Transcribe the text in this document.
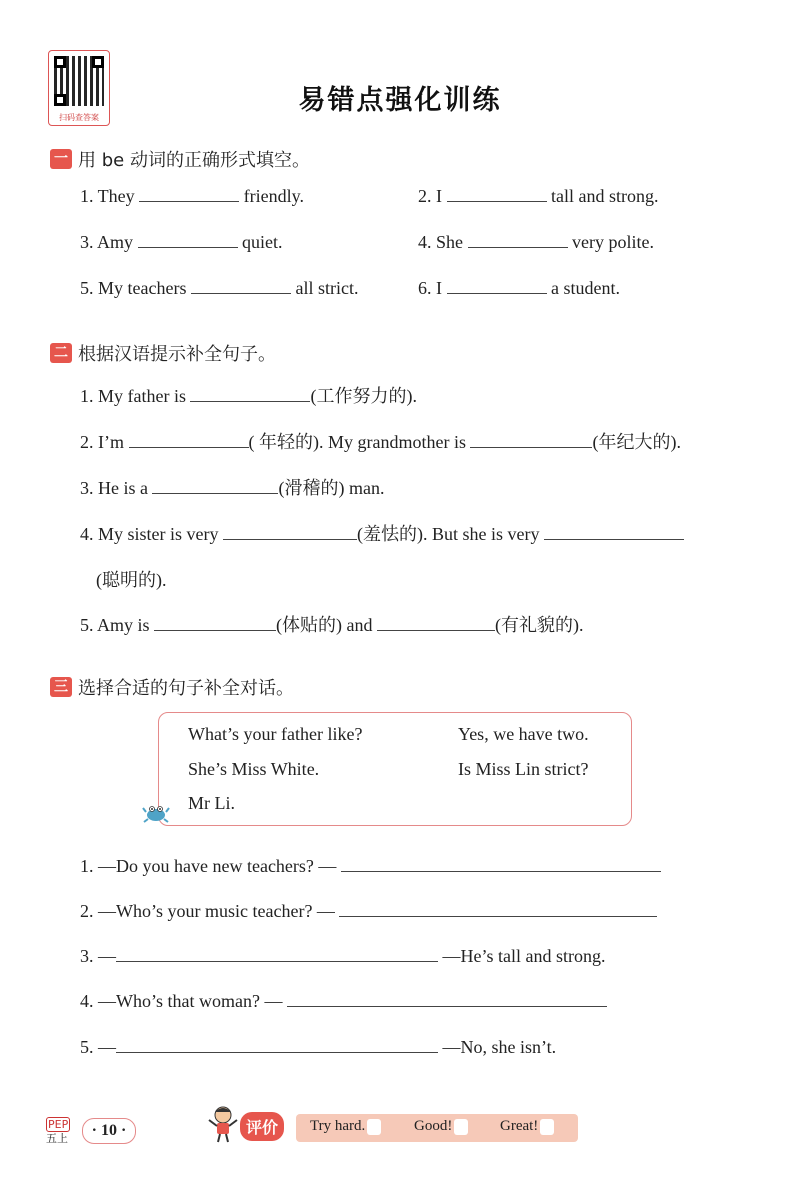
扫码查答案
易错点强化训练
一 用 be 动词的正确形式填空。
1. They	friendly.	2. I	tall and strong.
3. Amy	quiet.	4. She	very polite.
5. My teachers	all strict.	6. I	a student.
二 根据汉语提示补全句子。
1. My father is	(工作努力的).
2. I’m	( 年轻的). My grandmother is	(年纪大的).
3. He is a	(滑稽的) man.
4. My sister is very	(羞怯的). But she is very
(聪明的).
5. Amy is	(体贴的) and	(有礼貌的).
三 选择合适的句子补全对话。
What’s your father like?	Yes, we have two.
She’s Miss White.	Is Miss Lin strict?
Mr Li.
1. —Do you have new teachers? —
2. —Who’s your music teacher? —
3. —	—He’s tall and strong.
4. —Who’s that woman? —
5. —	—No, she isn’t.
PEP
五上	· 10 ·	评价	Try hard.	Good!	Great!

● **Prompt**
Reproduce every record above exactly, but leave out the pictures.

● **Solution to this exercise**
Transcribe the text in this document.
扫码查答案
易错点强化训练
一 用 be 动词的正确形式填空。
1. They	friendly.	2. I	tall and strong.
3. Amy	quiet.	4. She	very polite.
5. My teachers	all strict.	6. I	a student.
二 根据汉语提示补全句子。
1. My father is	(工作努力的).
2. I’m	( 年轻的). My grandmother is	(年纪大的).
3. He is a	(滑稽的) man.
4. My sister is very	(羞怯的). But she is very
(聪明的).
5. Amy is	(体贴的) and	(有礼貌的).
三 选择合适的句子补全对话。
What’s your father like?	Yes, we have two.
She’s Miss White.	Is Miss Lin strict?
Mr Li.
1. —Do you have new teachers? —
2. —Who’s your music teacher? —
3. —	—He’s tall and strong.
4. —Who’s that woman? —
5. —	—No, she isn’t.
PEP
五上	· 10 ·	评价	Try hard.	Good!	Great!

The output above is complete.